| Exercise input |
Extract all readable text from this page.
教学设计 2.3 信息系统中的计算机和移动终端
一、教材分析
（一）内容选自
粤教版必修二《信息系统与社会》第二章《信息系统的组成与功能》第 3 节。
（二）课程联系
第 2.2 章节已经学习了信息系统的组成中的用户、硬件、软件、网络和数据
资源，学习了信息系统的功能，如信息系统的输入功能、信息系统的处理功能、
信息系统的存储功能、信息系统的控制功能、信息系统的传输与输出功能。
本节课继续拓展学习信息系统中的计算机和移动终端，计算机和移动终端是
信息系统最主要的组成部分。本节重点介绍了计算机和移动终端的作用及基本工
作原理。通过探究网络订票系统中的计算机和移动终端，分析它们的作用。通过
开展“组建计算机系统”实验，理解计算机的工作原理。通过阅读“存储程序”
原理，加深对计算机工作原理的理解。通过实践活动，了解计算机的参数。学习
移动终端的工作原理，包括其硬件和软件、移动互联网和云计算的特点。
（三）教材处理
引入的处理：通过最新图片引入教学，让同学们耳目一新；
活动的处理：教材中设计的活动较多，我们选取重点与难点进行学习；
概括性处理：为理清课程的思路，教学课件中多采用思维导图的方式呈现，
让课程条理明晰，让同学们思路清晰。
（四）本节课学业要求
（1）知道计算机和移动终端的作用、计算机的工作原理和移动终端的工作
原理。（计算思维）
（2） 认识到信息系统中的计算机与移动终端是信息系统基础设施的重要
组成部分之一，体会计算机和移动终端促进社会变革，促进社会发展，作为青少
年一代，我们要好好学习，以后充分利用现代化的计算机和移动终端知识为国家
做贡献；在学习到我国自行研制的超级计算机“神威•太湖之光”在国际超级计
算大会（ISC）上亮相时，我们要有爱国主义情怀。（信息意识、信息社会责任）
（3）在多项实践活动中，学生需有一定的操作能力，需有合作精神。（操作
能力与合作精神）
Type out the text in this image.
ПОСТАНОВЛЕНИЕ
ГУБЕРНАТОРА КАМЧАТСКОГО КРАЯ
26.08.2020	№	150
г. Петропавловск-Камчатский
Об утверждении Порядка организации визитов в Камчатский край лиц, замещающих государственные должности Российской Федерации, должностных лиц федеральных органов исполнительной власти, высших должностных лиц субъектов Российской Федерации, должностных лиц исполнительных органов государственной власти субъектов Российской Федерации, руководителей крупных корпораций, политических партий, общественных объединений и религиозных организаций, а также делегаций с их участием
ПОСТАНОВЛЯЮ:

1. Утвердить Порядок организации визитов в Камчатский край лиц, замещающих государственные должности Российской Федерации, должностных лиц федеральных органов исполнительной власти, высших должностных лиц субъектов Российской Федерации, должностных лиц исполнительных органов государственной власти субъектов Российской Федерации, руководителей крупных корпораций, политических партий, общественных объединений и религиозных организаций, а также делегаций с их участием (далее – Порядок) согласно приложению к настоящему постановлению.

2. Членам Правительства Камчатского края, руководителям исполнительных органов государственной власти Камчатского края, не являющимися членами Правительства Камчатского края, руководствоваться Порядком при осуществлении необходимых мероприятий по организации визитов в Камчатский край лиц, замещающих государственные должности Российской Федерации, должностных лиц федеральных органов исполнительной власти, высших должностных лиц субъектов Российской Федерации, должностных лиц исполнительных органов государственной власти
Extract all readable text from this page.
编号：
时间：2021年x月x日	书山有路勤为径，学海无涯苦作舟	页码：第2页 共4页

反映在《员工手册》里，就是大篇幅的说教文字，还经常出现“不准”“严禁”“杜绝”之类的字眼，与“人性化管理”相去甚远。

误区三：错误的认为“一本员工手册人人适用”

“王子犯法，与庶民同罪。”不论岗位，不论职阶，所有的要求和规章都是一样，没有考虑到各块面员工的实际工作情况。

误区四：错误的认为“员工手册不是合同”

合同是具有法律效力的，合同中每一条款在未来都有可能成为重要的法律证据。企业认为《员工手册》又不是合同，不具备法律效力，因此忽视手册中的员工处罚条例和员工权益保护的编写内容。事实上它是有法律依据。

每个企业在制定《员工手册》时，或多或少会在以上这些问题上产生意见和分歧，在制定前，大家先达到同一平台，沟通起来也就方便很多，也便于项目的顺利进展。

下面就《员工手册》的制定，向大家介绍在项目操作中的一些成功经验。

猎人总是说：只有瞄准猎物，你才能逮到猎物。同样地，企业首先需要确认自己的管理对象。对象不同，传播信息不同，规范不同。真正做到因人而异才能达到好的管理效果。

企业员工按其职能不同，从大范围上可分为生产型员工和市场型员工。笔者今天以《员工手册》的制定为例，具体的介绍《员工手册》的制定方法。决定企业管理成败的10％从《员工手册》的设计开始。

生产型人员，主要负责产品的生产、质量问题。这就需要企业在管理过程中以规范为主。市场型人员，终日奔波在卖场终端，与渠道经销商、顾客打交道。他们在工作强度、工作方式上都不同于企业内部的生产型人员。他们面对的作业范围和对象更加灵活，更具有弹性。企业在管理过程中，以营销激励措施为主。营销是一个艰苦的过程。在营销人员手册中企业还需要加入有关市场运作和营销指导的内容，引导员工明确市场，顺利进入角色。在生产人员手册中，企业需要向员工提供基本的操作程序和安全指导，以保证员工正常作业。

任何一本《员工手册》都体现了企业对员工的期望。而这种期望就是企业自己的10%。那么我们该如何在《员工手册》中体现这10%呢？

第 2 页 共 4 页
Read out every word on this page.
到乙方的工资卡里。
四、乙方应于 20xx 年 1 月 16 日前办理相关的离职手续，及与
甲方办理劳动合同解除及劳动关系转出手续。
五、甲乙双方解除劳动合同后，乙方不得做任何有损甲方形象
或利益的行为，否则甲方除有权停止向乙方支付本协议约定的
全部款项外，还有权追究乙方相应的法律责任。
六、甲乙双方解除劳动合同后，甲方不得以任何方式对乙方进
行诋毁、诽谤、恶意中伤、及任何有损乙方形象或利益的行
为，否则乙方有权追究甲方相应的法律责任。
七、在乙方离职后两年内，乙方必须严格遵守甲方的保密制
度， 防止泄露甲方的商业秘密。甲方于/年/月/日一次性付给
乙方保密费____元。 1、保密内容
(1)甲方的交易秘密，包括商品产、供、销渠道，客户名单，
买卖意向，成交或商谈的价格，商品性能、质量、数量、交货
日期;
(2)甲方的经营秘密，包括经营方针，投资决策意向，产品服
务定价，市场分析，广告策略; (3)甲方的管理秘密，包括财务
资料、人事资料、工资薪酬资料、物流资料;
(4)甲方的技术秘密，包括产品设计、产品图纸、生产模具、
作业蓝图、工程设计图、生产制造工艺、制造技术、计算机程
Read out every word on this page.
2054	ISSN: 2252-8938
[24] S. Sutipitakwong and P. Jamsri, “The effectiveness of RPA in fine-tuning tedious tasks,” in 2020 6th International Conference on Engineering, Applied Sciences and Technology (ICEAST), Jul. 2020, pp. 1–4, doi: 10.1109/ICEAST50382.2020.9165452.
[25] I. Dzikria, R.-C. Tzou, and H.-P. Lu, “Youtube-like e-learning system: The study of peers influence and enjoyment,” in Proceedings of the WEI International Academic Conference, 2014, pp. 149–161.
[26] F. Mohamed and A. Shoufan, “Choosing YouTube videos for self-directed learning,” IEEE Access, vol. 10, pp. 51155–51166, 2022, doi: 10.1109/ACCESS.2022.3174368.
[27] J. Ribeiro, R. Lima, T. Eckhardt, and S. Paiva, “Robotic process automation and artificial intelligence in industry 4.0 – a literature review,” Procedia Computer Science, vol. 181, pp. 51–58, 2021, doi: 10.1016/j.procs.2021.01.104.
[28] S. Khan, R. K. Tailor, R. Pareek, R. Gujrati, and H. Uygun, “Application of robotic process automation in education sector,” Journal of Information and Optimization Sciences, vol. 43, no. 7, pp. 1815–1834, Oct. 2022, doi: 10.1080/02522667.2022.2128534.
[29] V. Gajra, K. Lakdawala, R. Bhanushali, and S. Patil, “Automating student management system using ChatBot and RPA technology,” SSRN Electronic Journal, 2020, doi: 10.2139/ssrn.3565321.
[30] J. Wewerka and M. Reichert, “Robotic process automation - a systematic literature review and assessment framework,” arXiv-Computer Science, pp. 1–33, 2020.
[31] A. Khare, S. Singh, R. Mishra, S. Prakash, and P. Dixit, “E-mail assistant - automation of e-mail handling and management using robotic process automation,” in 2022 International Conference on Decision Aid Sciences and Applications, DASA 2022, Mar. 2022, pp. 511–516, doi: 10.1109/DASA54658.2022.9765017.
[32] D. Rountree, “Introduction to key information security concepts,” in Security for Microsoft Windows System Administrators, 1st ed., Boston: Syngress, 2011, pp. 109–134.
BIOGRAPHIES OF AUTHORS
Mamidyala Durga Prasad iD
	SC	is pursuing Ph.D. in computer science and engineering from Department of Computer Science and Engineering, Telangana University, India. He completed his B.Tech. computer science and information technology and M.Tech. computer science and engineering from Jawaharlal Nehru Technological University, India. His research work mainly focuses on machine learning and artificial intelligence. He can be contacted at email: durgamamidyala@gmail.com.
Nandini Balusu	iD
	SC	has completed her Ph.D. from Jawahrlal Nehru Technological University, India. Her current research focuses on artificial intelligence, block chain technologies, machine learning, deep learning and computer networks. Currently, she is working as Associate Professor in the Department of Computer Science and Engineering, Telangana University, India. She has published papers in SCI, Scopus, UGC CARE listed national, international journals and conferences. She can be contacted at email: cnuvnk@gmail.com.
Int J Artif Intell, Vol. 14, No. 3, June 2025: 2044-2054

| To be done |
From the data, list each line in which the string "using" appears.

| Correct result |
[29] V. Gajra, K. Lakdawala, R. Bhanushali, and S. Patil, “Automating student management system using ChatBot and RPA technology,” SSRN Electronic Journal, 2020, doi: 10.2139/ssrn.3565321.
[31] A. Khare, S. Singh, R. Mishra, S. Prakash, and P. Dixit, “E-mail assistant - automation of e-mail handling and management using robotic process automation,” in 2022 International Conference on Decision Aid Sciences and Applications, DASA 2022, Mar. 2022, pp. 511–516, doi: 10.1109/DASA54658.2022.9765017.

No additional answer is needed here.